-- Start of Extracted records --

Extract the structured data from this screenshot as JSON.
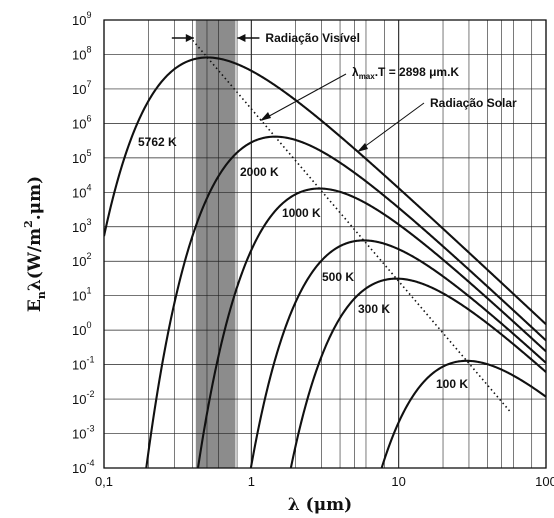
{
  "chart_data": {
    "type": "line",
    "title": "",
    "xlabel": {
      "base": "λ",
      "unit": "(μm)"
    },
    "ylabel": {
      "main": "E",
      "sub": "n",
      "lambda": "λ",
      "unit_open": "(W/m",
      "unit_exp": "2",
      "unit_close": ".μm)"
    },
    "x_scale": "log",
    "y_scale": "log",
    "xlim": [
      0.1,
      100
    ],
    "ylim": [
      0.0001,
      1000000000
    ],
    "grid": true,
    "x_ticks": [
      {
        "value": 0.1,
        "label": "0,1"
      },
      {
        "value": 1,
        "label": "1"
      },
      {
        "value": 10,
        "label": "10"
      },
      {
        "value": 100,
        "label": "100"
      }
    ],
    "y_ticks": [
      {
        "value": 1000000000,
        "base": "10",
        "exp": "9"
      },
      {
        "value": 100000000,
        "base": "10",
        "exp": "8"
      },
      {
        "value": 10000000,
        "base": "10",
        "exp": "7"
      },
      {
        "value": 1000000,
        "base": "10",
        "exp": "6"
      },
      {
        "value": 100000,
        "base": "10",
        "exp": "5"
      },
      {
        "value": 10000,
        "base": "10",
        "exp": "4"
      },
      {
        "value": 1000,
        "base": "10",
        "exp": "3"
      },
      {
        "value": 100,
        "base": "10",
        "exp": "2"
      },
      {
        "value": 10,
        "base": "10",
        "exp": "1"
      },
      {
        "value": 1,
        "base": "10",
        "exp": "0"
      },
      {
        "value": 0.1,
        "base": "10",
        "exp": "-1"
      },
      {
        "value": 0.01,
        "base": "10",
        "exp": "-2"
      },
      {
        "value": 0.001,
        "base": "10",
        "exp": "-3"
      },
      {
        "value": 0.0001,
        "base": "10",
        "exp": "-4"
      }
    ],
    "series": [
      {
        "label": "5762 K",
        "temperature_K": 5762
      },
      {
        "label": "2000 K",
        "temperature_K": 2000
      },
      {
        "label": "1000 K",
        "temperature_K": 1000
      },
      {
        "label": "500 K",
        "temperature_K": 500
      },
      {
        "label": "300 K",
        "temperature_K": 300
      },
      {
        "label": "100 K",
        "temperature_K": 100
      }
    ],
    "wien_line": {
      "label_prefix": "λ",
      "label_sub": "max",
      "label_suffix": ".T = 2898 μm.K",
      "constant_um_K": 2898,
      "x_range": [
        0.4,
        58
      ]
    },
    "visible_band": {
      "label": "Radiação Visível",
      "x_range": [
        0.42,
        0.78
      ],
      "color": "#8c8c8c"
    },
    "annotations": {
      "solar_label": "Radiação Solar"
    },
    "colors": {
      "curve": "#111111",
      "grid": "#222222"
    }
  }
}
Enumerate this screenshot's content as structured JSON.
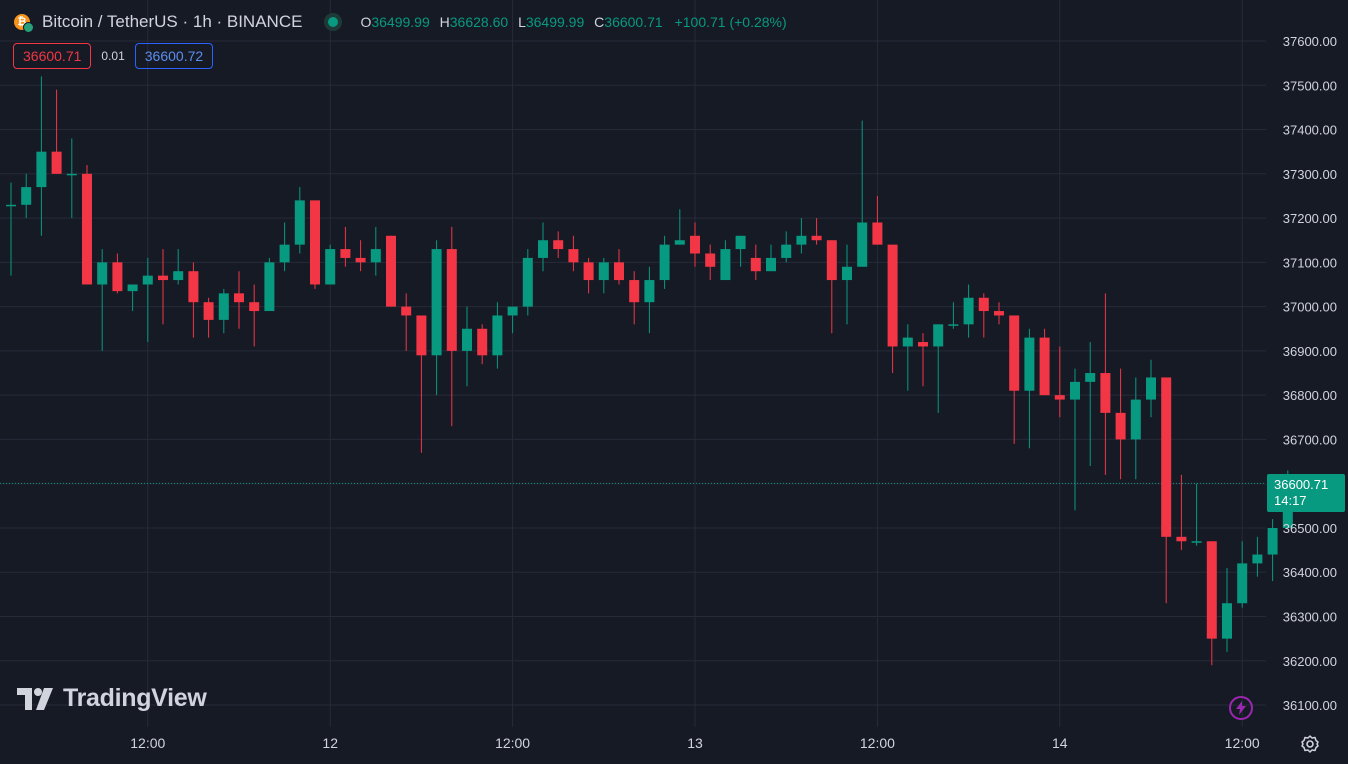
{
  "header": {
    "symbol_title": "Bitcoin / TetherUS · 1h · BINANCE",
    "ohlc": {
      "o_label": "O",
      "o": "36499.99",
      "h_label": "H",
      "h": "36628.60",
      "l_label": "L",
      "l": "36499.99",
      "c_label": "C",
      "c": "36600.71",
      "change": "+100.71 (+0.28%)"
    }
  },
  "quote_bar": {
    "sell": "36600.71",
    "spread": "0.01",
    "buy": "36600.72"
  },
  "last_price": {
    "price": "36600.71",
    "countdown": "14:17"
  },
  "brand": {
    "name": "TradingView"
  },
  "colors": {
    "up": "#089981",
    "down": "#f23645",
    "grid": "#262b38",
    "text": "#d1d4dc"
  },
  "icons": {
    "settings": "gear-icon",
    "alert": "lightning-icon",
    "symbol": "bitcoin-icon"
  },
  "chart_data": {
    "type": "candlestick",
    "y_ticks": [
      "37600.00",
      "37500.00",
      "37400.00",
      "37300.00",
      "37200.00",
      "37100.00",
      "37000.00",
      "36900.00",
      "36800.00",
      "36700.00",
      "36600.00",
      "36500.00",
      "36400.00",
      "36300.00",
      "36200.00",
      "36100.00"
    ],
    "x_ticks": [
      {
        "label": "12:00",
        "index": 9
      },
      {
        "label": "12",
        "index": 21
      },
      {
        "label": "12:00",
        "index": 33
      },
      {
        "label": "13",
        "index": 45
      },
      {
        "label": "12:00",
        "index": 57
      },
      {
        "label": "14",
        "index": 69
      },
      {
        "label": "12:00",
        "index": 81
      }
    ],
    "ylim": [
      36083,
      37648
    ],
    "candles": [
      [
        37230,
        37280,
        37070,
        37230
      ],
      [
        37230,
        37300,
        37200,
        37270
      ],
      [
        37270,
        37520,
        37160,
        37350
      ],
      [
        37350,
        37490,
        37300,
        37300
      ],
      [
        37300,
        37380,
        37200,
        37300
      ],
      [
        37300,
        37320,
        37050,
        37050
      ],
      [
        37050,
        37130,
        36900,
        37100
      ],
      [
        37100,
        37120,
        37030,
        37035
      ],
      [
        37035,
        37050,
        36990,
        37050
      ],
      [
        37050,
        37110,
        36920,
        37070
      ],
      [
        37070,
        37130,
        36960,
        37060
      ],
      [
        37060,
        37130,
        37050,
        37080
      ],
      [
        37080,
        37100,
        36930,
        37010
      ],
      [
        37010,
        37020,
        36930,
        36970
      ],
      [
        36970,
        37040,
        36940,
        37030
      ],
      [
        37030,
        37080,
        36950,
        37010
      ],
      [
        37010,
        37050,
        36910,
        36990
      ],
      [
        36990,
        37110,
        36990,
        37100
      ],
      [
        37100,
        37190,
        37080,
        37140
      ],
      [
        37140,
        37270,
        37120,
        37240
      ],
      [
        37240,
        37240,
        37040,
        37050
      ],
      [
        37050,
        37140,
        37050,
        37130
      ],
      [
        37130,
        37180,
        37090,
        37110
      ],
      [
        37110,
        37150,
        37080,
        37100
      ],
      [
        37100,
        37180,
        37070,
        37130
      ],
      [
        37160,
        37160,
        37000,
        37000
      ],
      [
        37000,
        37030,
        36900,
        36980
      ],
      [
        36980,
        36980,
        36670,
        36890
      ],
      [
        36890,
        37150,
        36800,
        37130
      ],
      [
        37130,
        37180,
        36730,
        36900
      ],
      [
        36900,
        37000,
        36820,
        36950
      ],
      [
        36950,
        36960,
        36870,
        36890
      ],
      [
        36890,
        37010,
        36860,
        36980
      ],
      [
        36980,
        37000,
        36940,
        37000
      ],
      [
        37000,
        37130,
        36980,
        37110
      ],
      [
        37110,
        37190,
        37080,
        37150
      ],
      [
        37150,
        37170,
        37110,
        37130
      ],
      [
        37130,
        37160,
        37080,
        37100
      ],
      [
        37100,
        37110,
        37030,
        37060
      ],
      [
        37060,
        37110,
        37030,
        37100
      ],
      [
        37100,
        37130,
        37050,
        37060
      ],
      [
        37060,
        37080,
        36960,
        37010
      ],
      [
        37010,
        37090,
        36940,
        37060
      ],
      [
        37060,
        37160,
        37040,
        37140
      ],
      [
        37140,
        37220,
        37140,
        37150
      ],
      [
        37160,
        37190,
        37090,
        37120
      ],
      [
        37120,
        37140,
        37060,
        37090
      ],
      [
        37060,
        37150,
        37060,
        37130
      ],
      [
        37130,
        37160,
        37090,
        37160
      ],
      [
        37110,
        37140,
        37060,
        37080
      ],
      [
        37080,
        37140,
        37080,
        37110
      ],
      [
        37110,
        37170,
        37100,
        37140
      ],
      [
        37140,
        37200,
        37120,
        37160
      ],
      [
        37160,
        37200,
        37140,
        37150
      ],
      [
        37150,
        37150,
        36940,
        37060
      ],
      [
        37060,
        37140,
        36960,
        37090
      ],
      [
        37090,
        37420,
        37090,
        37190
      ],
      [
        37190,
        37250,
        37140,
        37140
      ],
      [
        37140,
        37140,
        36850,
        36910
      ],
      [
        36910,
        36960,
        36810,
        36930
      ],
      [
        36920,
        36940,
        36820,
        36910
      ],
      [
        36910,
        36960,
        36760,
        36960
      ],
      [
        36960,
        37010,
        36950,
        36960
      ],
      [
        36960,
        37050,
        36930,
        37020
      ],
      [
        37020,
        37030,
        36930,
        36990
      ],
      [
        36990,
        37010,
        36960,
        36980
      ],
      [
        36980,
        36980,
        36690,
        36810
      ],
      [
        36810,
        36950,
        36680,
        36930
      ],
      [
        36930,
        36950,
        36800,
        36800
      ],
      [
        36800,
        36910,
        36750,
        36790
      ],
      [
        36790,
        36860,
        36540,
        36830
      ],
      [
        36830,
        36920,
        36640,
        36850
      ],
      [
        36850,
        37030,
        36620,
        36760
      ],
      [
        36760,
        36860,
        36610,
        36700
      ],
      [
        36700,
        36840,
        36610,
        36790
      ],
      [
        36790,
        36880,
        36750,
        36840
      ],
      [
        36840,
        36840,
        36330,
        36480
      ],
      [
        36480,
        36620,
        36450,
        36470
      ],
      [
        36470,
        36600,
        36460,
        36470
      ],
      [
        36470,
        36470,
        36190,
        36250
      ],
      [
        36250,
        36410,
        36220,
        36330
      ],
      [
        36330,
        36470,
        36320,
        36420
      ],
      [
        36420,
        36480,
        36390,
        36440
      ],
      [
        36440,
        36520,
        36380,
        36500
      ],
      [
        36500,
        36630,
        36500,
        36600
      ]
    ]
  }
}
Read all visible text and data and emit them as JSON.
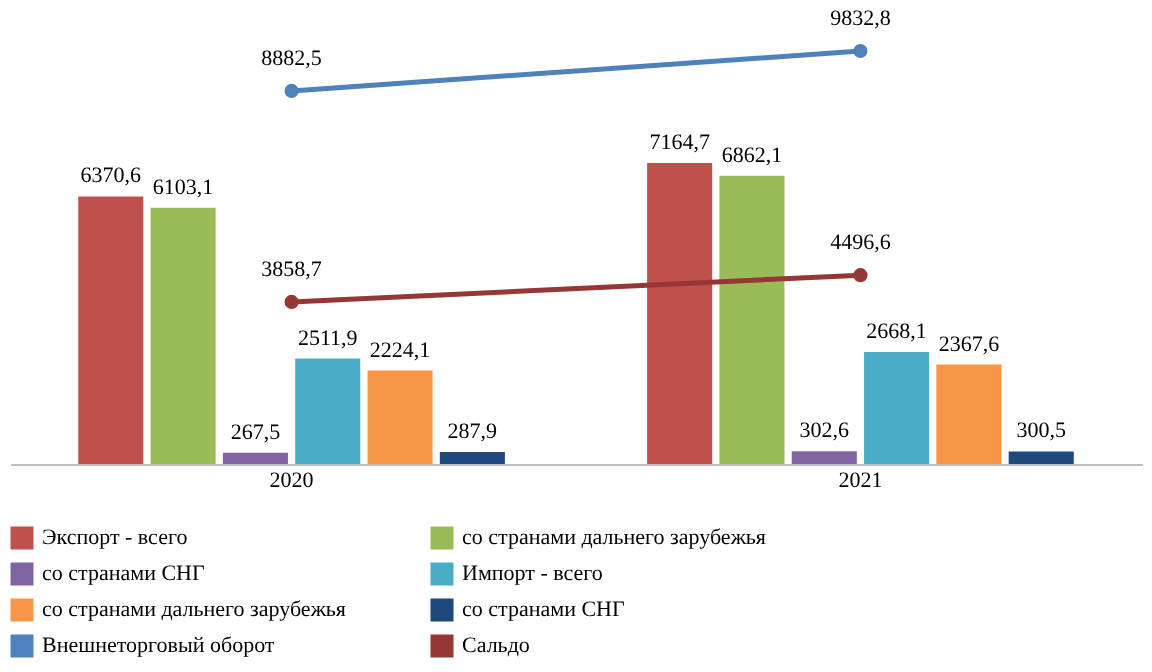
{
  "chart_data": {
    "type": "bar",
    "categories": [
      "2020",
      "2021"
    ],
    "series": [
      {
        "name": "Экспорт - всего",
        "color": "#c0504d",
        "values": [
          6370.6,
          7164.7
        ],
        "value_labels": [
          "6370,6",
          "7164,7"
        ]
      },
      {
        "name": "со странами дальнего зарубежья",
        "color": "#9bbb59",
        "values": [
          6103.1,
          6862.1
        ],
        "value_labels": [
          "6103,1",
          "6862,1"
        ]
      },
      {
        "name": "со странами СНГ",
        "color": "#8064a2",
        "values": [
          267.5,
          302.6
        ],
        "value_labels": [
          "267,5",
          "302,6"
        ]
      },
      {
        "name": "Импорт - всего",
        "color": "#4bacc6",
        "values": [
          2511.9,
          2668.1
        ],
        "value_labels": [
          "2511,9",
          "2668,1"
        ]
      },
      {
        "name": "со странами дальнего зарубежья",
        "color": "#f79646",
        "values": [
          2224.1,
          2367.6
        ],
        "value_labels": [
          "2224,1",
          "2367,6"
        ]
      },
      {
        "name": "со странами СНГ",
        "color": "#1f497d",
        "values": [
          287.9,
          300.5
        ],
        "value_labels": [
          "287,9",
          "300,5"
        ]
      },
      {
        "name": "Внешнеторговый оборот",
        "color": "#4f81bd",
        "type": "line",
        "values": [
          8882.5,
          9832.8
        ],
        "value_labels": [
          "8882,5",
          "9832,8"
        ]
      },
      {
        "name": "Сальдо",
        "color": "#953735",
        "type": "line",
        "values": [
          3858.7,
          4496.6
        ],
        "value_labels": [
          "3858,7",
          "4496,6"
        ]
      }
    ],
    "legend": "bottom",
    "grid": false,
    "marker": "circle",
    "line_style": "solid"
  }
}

-- End of Extracted records --

▶ [Task brief]: Report how many lines of the records above contain the word "всего", giving only the number.

▶ [Output of the task]: 2